### [Recorded data]
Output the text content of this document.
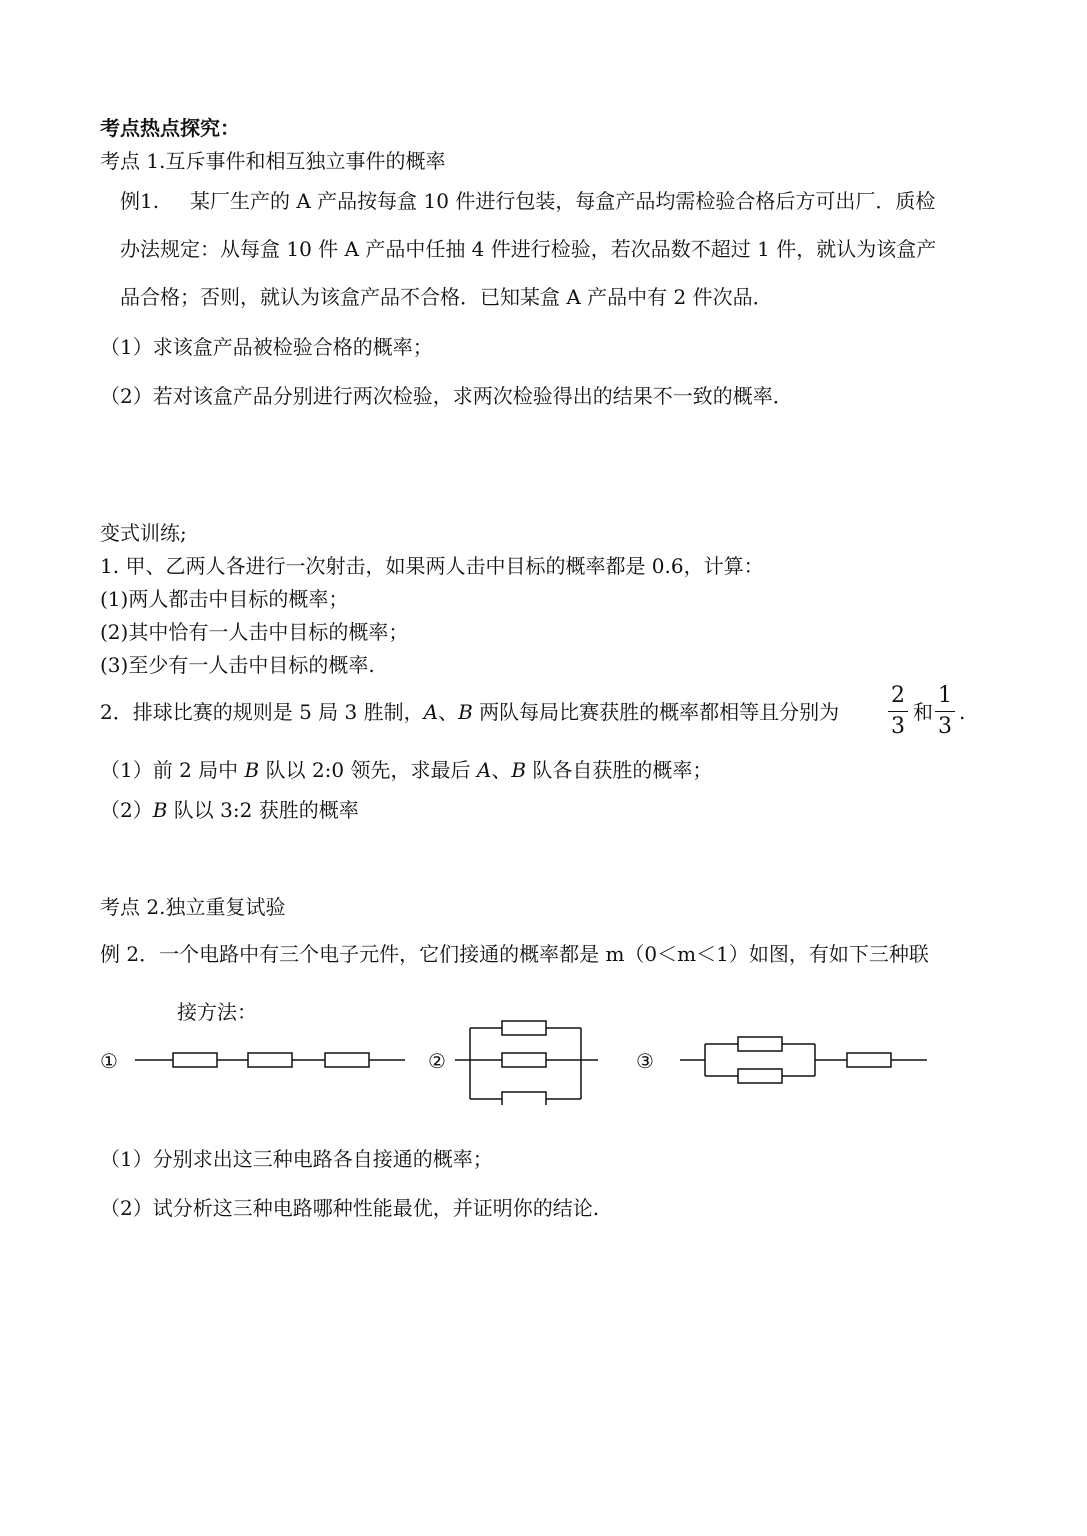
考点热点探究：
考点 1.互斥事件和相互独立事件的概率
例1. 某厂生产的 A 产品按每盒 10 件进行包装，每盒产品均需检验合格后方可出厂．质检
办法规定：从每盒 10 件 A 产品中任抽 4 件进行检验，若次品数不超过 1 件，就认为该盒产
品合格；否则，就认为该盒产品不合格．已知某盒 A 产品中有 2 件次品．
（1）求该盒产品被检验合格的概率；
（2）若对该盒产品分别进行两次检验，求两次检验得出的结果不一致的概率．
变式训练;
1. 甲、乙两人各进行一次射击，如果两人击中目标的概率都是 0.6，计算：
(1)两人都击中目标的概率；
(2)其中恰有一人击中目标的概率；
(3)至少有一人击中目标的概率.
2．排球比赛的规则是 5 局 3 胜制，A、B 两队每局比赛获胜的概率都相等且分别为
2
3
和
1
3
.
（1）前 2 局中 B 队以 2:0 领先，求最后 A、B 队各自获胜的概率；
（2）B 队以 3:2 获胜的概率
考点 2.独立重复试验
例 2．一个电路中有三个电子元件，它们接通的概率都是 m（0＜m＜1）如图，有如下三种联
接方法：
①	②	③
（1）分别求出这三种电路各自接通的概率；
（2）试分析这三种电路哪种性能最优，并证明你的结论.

### [Task brief]
Restate each line of the records exactly; pictures do not belong in the copy.

### [Solution for this problem]
Output the text content of this document.
考点热点探究：
考点 1.互斥事件和相互独立事件的概率
例1. 某厂生产的 A 产品按每盒 10 件进行包装，每盒产品均需检验合格后方可出厂．质检
办法规定：从每盒 10 件 A 产品中任抽 4 件进行检验，若次品数不超过 1 件，就认为该盒产
品合格；否则，就认为该盒产品不合格．已知某盒 A 产品中有 2 件次品．
（1）求该盒产品被检验合格的概率；
（2）若对该盒产品分别进行两次检验，求两次检验得出的结果不一致的概率．
变式训练;
1. 甲、乙两人各进行一次射击，如果两人击中目标的概率都是 0.6，计算：
(1)两人都击中目标的概率；
(2)其中恰有一人击中目标的概率；
(3)至少有一人击中目标的概率.
2．排球比赛的规则是 5 局 3 胜制，A、B 两队每局比赛获胜的概率都相等且分别为
2
3
和
1
3
.
（1）前 2 局中 B 队以 2:0 领先，求最后 A、B 队各自获胜的概率；
（2）B 队以 3:2 获胜的概率
考点 2.独立重复试验
例 2．一个电路中有三个电子元件，它们接通的概率都是 m（0＜m＜1）如图，有如下三种联
接方法：
①	②	③
（1）分别求出这三种电路各自接通的概率；
（2）试分析这三种电路哪种性能最优，并证明你的结论.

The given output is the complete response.